**ÉNONCÉ:**
Poursuivez le texte sur l'idée que « tout va de pire en pire » et sur les révolutions en reprenant juste après sa dernière phrase.

**TEXTE À LIRE:**
○ ○ ○ ○

Il y a peut-être un impératif insoupçonné dans cette conviction que « tout va de pire en pire », qui suit les rebelles de l’Histoire comme la vermine colle aux basques des bâtisseurs de ville. C’est la condition sine qua non d’une rupture, d’un Grand Nettoyage, la peur qui donne les ailes indispensables à sauter des murs trop lisses pour être escaladés.

 

Mais les faits viennent toujours contredire cet espoir : rien ne se crée, surtout pas les vraies Révolutions. On peut, au mieux, s’y préparer, mais pas les construire, ni les contrôler, ni les faire arriver plus tôt que prévu.

 

Ce qui nous fait frémir d’horreur ici et maintenant n’est jamais qu’une rediffusion d’un succès éternel : la Comédie Humaine au premier sens du terme. Une farce jouée par des hommes, mettant en scène leur propre caricature mongolienne sans même forcer le trait. Hier comme aujourd’hui, les rengaines et les modes se basent sur les mêmes ingrédients. On veut à toute force les croire spécifiquement contemporains, parce que ça légitime notre opposition, et toute action entreprise à leur encontre. Bref, ça nous structure, ça nous raidit face à l’adversité molle et étouffante. Mais c’est du flan.

○ ○ ○ ○

**DONNÉES FOURNIES:**

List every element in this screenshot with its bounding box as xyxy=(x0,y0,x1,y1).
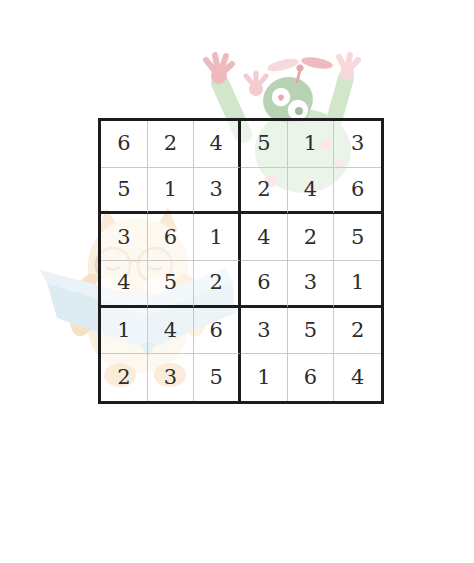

○ ○ ○ ○

**RÉPONSE ÉCRITE:**
L’histoire de la Chute et du Péché Originel, c’est une tentative semi-réussie de donner un sens à cette dégueulasserie primordiale. C’est le seul mythe explicatif qui semble acceptable d’ailleurs. Mais le monde a toujours été dégueulasse, depuis le commencement.

 

Pour notre malheur, avec les moyens de communications modernes et l’avancement constant des connaissances, on peut s’en rendre compte plus vite que nos anciens. Il fallait une vie entière aux plus clairvoyants d’entre eux pour en prendre conscience. Et dans l’intervalle, ils pouvaient aussi développer la sagesse et le recul suffisants pour ne plus en avoir rien à secouer. Pour le reste des abrutis, une lucidité réduite par les impératifs de la survie et par la contagion remarquable de la connerie les mettait à l’abri des réalités ; ils pouvaient, comme le peuvent encore beaucoup de nos contemporains, diviser le monde en catégories sympathiques ou abjectes, entretenir des croyances, des espoirs, des idéaux.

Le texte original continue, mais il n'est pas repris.